Please write the listing below out again exactly, leaving every picture behind.

DATA SUPPLIED:
────────────────────
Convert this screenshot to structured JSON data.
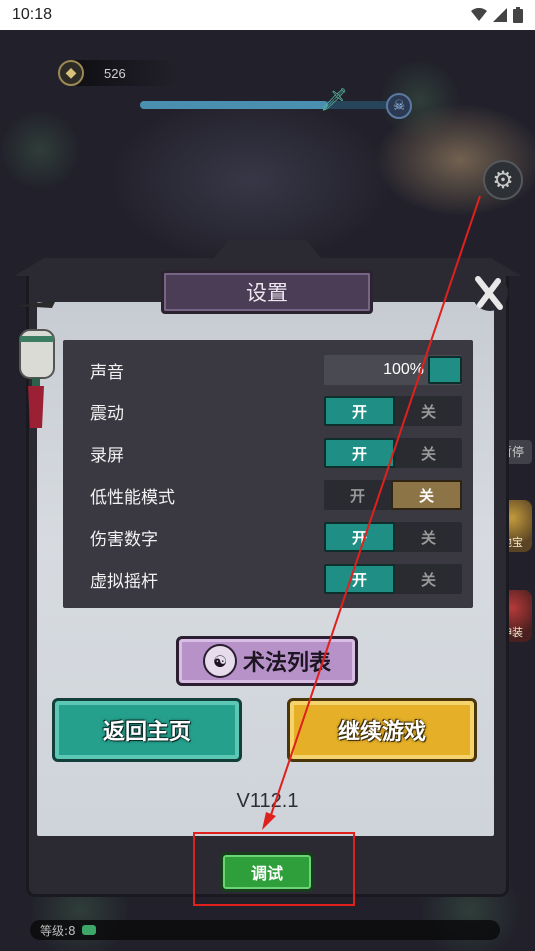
{
  "status_bar": {
    "time": "10:18"
  },
  "hud": {
    "coins": "526",
    "progress_fraction": 0.75,
    "pause_label": "暂停",
    "side_items": [
      "地宝",
      "神装"
    ],
    "level_label": "等级:8"
  },
  "settings": {
    "title": "设置",
    "rows": [
      {
        "label": "声音",
        "type": "volume",
        "value": "100%"
      },
      {
        "label": "震动",
        "type": "toggle",
        "on": "开",
        "off": "关",
        "state": "on"
      },
      {
        "label": "录屏",
        "type": "toggle",
        "on": "开",
        "off": "关",
        "state": "on"
      },
      {
        "label": "低性能模式",
        "type": "toggle",
        "on": "开",
        "off": "关",
        "state": "off"
      },
      {
        "label": "伤害数字",
        "type": "toggle",
        "on": "开",
        "off": "关",
        "state": "on"
      },
      {
        "label": "虚拟摇杆",
        "type": "toggle",
        "on": "开",
        "off": "关",
        "state": "on"
      }
    ],
    "spell_list_label": "术法列表",
    "home_label": "返回主页",
    "continue_label": "继续游戏",
    "version": "V112.1",
    "debug_label": "调试"
  },
  "icons": {
    "coin": "coin-icon",
    "gear": "gear-icon",
    "close": "close-icon",
    "sword": "sword-icon",
    "boss": "boss-icon"
  },
  "colors": {
    "toggle_on": "#1f8f86",
    "toggle_off": "#8d7446",
    "home_button": "#24a08c",
    "continue_button": "#e5b028",
    "debug_button": "#2e9f3a",
    "spell_button": "#b792c9",
    "annotation": "#e0201c"
  }
}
────────────────────
THE ANSWER:
Convert this screenshot to structured JSON data.
{
  "status_bar": {
    "time": "10:18"
  },
  "hud": {
    "coins": "526",
    "progress_fraction": 0.75,
    "pause_label": "暂停",
    "side_items": [
      "地宝",
      "神装"
    ],
    "level_label": "等级:8"
  },
  "settings": {
    "title": "设置",
    "rows": [
      {
        "label": "声音",
        "type": "volume",
        "value": "100%"
      },
      {
        "label": "震动",
        "type": "toggle",
        "on": "开",
        "off": "关",
        "state": "on"
      },
      {
        "label": "录屏",
        "type": "toggle",
        "on": "开",
        "off": "关",
        "state": "on"
      },
      {
        "label": "低性能模式",
        "type": "toggle",
        "on": "开",
        "off": "关",
        "state": "off"
      },
      {
        "label": "伤害数字",
        "type": "toggle",
        "on": "开",
        "off": "关",
        "state": "on"
      },
      {
        "label": "虚拟摇杆",
        "type": "toggle",
        "on": "开",
        "off": "关",
        "state": "on"
      }
    ],
    "spell_list_label": "术法列表",
    "home_label": "返回主页",
    "continue_label": "继续游戏",
    "version": "V112.1",
    "debug_label": "调试"
  },
  "icons": {
    "coin": "coin-icon",
    "gear": "gear-icon",
    "close": "close-icon",
    "sword": "sword-icon",
    "boss": "boss-icon"
  },
  "colors": {
    "toggle_on": "#1f8f86",
    "toggle_off": "#8d7446",
    "home_button": "#24a08c",
    "continue_button": "#e5b028",
    "debug_button": "#2e9f3a",
    "spell_button": "#b792c9",
    "annotation": "#e0201c"
  }
}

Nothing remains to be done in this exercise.